Exercise: Go through the lines below. Copy those with "this".

Rows:
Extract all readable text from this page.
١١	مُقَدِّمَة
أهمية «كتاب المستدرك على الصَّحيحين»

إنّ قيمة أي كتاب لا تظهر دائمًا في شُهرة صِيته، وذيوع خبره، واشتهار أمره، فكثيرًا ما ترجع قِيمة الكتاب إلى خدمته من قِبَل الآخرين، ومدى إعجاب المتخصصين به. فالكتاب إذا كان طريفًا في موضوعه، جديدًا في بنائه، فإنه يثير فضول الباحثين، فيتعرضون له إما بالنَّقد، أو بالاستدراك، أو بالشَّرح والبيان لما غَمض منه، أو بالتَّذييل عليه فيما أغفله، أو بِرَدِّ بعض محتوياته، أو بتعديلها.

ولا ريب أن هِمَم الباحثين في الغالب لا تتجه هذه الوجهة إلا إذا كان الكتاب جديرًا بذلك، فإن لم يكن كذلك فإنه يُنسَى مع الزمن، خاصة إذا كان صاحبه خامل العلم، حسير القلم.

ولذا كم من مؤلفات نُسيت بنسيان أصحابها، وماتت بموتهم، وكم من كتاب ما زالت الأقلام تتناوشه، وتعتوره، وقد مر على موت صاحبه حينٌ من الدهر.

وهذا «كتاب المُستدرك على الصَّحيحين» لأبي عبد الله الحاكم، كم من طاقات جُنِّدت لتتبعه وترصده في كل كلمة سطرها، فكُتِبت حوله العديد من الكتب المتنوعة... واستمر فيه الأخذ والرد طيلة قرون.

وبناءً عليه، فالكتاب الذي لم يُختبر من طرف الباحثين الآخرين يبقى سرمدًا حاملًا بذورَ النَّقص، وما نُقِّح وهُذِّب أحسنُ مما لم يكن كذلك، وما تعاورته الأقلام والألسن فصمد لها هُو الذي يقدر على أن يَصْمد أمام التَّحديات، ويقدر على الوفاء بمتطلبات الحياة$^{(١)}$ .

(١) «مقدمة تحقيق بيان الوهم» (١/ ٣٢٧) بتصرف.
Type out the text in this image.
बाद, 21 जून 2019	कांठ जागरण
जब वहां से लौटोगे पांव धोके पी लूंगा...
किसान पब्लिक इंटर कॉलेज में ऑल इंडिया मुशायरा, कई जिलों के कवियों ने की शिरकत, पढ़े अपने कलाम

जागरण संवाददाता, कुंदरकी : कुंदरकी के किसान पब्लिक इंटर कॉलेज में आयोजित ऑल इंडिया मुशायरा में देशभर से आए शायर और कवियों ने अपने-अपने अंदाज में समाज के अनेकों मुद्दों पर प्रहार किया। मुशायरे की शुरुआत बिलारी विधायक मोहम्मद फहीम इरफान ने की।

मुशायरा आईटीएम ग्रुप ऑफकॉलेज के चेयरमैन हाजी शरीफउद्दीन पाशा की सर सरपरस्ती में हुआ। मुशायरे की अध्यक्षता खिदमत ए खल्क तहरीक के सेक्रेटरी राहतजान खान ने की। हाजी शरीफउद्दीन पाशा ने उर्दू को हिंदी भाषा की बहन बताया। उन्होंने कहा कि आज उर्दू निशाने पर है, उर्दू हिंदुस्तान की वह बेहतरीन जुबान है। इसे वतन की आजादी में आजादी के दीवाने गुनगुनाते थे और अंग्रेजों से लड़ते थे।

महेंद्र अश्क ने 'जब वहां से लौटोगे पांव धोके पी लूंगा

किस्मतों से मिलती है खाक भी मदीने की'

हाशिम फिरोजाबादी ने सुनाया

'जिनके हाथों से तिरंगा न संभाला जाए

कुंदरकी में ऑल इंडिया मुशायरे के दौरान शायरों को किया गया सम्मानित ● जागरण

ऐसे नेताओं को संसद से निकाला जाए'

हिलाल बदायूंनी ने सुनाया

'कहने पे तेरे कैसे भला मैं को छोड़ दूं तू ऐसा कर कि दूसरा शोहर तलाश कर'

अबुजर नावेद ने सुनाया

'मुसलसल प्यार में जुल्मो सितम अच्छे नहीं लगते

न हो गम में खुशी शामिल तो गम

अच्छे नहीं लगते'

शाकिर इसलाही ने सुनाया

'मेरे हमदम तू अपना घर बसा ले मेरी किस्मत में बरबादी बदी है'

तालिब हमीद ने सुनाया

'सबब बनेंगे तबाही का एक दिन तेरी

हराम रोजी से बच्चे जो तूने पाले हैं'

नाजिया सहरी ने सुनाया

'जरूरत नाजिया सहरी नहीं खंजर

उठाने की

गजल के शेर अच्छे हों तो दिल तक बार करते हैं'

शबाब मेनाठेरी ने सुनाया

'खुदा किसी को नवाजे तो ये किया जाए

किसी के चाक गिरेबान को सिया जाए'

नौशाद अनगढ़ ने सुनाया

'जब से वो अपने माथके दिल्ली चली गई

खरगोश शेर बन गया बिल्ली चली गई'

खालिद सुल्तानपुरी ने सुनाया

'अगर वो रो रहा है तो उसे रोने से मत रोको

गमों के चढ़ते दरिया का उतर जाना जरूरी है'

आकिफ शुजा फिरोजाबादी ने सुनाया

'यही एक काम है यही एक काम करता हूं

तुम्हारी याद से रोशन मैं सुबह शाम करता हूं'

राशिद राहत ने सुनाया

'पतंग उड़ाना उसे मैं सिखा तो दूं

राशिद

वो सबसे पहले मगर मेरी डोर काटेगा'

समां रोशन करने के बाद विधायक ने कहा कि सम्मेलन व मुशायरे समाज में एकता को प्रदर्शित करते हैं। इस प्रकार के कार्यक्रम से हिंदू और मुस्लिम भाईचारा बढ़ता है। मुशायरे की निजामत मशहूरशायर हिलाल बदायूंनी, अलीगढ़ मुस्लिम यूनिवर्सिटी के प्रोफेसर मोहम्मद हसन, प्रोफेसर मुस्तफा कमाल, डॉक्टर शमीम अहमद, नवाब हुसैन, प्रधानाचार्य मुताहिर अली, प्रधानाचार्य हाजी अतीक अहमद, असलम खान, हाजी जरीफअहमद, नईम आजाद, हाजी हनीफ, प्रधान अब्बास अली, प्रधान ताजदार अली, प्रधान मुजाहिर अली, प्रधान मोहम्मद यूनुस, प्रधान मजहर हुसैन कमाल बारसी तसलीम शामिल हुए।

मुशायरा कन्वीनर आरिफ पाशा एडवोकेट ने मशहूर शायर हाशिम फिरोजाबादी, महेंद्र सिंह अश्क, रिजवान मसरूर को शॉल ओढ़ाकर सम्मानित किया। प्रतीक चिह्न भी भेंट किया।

Answer to the problem:
Extract all readable text from this page.
Type out the text in this image.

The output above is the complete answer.